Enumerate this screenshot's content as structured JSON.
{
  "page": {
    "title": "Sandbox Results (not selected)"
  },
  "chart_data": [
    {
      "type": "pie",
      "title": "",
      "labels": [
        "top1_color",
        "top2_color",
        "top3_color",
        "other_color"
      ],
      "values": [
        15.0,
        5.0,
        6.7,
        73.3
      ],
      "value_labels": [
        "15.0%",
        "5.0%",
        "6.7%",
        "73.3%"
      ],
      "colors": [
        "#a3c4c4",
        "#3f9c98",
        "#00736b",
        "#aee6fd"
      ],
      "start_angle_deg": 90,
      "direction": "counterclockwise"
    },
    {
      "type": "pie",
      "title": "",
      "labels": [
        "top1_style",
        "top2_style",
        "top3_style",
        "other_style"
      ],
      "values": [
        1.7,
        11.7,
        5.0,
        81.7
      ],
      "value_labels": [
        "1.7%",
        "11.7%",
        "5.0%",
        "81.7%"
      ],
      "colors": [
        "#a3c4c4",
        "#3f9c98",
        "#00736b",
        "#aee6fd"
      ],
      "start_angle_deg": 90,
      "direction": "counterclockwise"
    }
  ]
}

---

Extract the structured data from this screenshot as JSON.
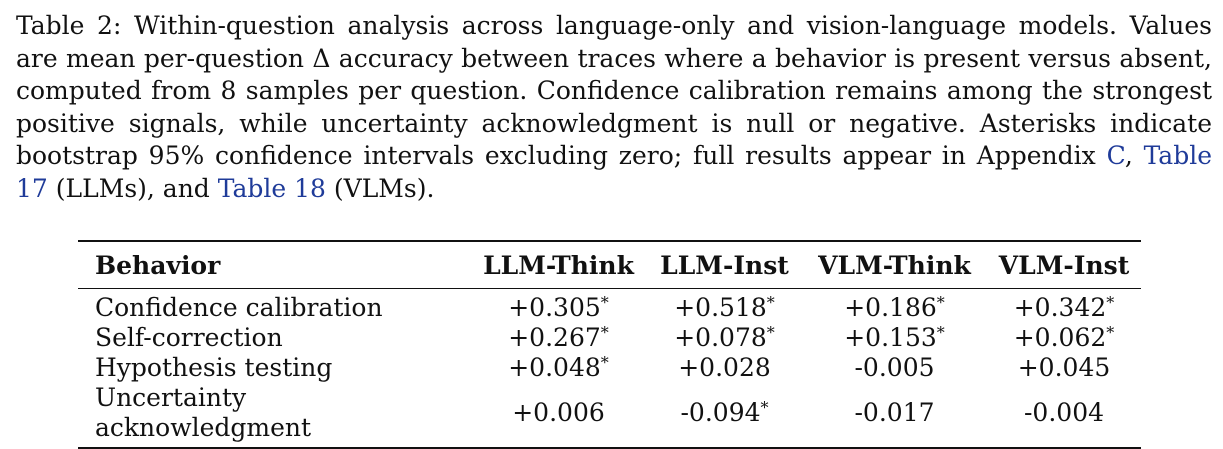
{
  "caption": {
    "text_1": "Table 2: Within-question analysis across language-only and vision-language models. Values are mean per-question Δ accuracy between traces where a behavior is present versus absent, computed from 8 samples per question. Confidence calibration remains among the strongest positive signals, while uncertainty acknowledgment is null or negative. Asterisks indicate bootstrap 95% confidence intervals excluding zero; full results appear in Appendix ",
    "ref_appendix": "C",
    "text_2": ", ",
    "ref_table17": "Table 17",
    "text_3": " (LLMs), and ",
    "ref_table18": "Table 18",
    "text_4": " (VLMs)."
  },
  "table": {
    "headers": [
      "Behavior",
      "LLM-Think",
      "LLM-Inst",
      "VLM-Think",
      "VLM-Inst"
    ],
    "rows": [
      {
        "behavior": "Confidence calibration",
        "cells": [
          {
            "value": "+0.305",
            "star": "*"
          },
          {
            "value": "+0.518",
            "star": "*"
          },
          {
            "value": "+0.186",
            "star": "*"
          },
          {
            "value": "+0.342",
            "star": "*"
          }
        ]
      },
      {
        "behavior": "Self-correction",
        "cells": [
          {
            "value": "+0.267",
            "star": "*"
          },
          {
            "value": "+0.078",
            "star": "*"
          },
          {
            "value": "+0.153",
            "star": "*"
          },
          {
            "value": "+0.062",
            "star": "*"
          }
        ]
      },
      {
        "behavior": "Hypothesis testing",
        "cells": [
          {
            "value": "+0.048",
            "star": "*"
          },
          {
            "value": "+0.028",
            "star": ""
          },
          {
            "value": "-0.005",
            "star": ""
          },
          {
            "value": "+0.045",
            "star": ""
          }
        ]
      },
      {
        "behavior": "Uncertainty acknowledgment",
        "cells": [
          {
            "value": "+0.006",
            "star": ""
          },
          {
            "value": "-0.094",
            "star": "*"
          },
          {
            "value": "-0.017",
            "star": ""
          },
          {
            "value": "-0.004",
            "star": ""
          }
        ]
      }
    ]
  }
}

CHALLENGE
Identify the lines of the entries containing the string "from". Copy each such line.

PROBLEM SOLUTION
Extract the structured data from this screenshot as JSON.
    "text_1": "Table 2: Within-question analysis across language-only and vision-language models. Values are mean per-question Δ accuracy between traces where a behavior is present versus absent, computed from 8 samples per question. Confidence calibration remains among the strongest positive signals, while uncertainty acknowledgment is null or negative. Asterisks indicate bootstrap 95% confidence intervals excluding zero; full results appear in Appendix ",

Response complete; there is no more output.